> [Stated task]: Lines holding the string "xlabel" are the ones to copy from this listing.

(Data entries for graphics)
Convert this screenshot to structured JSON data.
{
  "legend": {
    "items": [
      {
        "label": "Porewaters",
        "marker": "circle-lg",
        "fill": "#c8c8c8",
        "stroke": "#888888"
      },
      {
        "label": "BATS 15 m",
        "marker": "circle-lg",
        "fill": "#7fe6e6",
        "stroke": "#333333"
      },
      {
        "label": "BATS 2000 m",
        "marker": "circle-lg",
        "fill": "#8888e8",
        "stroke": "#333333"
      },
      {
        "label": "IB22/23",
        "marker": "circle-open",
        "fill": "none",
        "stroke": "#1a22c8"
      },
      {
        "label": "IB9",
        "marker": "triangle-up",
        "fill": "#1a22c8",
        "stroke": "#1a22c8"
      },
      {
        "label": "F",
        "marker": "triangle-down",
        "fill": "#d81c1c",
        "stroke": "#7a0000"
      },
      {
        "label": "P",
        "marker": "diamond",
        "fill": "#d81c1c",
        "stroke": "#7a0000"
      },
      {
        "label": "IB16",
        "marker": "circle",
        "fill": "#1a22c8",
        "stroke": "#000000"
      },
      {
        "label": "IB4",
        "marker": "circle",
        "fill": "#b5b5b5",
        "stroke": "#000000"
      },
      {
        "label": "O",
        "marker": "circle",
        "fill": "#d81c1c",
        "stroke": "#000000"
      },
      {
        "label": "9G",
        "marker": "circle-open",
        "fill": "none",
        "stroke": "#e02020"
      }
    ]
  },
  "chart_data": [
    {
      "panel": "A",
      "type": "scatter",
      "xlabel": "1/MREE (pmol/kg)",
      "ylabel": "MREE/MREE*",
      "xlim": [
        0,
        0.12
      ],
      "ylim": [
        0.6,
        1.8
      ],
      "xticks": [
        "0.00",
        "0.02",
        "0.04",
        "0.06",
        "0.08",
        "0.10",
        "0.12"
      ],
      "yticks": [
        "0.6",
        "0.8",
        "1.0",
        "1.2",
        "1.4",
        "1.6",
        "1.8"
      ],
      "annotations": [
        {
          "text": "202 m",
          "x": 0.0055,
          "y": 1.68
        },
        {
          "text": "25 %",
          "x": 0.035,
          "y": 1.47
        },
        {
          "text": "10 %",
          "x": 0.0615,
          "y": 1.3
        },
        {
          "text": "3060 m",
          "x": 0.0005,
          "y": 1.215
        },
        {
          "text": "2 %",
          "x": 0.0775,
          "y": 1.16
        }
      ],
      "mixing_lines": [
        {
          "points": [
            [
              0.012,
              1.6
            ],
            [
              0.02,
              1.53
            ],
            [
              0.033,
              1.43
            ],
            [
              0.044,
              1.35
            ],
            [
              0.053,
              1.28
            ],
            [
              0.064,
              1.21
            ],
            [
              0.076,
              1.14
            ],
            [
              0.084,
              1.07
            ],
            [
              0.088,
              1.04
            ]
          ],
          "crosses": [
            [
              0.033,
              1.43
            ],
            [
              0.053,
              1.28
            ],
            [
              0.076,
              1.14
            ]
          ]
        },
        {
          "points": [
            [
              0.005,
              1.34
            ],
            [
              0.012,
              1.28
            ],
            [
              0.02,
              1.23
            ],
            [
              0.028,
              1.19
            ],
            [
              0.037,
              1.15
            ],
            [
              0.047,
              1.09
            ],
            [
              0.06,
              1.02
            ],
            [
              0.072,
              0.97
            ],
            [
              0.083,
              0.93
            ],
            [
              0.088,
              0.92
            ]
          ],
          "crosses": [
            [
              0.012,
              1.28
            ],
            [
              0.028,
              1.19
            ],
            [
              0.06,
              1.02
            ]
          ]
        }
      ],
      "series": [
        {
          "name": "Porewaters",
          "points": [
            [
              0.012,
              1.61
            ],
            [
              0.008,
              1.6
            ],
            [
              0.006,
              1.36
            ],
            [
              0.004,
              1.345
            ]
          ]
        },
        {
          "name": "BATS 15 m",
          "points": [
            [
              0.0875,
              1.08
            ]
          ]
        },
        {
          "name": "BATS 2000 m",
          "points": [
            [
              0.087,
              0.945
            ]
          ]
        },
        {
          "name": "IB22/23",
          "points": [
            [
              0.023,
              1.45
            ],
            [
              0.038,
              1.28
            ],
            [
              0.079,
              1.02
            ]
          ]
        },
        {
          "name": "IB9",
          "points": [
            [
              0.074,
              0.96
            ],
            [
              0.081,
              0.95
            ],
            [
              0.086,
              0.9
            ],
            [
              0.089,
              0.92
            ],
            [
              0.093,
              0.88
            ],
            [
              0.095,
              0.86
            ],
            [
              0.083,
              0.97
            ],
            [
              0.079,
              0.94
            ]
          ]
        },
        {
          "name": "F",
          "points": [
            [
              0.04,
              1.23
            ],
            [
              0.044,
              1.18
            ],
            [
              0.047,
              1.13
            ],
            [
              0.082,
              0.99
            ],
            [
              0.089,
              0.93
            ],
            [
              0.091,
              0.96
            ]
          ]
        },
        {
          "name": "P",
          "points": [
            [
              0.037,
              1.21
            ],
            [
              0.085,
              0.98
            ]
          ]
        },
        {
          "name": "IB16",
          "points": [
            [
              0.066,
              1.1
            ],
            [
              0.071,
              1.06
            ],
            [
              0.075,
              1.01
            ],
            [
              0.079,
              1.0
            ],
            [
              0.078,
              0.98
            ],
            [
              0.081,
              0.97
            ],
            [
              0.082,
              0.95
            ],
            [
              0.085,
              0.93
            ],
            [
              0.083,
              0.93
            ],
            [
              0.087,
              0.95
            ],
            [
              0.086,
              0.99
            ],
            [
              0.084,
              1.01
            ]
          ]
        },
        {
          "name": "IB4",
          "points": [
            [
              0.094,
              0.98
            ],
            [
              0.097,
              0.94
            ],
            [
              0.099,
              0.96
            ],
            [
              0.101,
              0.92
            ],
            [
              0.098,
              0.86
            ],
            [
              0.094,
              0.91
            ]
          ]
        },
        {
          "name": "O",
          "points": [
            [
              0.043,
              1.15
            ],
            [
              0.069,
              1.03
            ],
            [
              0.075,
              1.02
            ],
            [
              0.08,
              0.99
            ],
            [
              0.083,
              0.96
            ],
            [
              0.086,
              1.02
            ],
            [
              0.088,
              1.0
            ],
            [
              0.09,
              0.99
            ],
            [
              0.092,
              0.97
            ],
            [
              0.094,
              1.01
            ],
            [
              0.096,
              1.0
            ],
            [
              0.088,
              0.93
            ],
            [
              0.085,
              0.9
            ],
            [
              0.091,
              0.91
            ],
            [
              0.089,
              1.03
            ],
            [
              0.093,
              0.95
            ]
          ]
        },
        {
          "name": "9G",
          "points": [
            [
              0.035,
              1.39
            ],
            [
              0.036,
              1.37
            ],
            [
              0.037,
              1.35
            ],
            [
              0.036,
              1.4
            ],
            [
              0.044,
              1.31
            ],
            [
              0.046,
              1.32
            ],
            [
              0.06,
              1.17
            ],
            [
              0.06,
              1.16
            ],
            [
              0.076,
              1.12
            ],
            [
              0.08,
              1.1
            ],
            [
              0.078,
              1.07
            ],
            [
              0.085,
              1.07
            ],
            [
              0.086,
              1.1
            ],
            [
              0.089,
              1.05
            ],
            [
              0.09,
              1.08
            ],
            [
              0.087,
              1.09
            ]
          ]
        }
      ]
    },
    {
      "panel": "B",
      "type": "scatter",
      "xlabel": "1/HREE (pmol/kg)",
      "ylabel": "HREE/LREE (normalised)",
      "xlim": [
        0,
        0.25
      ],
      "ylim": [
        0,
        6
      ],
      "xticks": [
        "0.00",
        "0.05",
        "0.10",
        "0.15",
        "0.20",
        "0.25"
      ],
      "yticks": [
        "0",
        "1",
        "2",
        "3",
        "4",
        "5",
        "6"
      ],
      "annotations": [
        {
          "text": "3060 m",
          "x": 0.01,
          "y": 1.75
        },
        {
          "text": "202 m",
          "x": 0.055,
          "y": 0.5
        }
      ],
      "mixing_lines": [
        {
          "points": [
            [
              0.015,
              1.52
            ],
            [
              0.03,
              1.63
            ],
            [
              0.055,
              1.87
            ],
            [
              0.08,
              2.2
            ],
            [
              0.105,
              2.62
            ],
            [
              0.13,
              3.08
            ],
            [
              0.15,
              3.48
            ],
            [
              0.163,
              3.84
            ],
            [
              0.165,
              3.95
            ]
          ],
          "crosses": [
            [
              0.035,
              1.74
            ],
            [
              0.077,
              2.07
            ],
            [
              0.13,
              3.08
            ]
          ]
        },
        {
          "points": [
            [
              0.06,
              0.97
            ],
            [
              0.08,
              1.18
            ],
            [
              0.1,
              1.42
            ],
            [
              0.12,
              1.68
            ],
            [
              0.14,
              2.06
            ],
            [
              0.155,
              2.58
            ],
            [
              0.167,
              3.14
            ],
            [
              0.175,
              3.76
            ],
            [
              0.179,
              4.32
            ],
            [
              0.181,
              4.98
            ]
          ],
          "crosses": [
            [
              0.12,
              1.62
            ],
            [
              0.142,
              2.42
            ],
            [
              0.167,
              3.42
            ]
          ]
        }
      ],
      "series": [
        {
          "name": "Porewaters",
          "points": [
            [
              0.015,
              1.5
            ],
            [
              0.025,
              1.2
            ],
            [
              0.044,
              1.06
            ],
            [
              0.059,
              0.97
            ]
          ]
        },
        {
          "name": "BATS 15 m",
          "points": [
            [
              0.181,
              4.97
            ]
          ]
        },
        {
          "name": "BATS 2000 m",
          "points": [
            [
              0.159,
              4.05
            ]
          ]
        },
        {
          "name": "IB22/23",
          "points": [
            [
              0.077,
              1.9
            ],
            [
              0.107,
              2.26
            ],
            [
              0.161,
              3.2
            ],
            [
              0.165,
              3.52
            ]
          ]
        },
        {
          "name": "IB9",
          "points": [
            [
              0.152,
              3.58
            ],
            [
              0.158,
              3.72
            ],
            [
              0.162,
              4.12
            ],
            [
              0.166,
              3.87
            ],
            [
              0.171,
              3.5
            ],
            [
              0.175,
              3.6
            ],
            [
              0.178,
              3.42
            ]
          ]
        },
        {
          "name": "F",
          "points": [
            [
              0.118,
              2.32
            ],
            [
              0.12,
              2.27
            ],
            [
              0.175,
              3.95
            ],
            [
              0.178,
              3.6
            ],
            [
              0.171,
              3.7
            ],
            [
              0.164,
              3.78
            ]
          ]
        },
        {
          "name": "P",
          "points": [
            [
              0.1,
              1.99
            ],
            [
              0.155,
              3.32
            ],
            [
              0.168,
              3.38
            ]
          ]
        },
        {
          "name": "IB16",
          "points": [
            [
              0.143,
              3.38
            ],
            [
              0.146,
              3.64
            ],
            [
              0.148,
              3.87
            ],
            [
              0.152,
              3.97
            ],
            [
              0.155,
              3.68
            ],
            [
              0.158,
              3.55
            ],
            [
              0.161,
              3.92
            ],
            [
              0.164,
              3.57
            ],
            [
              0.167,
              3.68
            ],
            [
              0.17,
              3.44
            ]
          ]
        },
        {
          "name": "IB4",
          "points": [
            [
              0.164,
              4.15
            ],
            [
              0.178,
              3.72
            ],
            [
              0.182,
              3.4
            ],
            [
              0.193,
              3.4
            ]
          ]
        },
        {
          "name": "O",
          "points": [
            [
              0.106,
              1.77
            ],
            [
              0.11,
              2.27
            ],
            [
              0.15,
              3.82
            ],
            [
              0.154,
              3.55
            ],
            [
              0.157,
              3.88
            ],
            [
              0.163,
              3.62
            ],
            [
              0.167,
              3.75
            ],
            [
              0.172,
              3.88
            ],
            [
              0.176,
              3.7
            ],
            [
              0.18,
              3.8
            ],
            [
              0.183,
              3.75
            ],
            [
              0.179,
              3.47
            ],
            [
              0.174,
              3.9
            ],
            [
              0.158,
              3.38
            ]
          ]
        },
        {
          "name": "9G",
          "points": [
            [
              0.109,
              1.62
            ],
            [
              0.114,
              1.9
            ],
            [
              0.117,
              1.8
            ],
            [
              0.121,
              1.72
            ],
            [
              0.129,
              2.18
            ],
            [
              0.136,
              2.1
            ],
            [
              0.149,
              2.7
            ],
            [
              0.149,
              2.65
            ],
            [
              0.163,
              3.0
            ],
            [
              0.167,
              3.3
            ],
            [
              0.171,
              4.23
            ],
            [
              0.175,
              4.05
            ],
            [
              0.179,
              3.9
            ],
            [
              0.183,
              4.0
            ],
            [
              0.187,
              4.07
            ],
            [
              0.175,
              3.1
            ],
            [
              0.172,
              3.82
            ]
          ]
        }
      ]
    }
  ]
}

> [Task result]:
      "xlabel": "1/MREE (pmol/kg)",
      "xlabel": "1/HREE (pmol/kg)",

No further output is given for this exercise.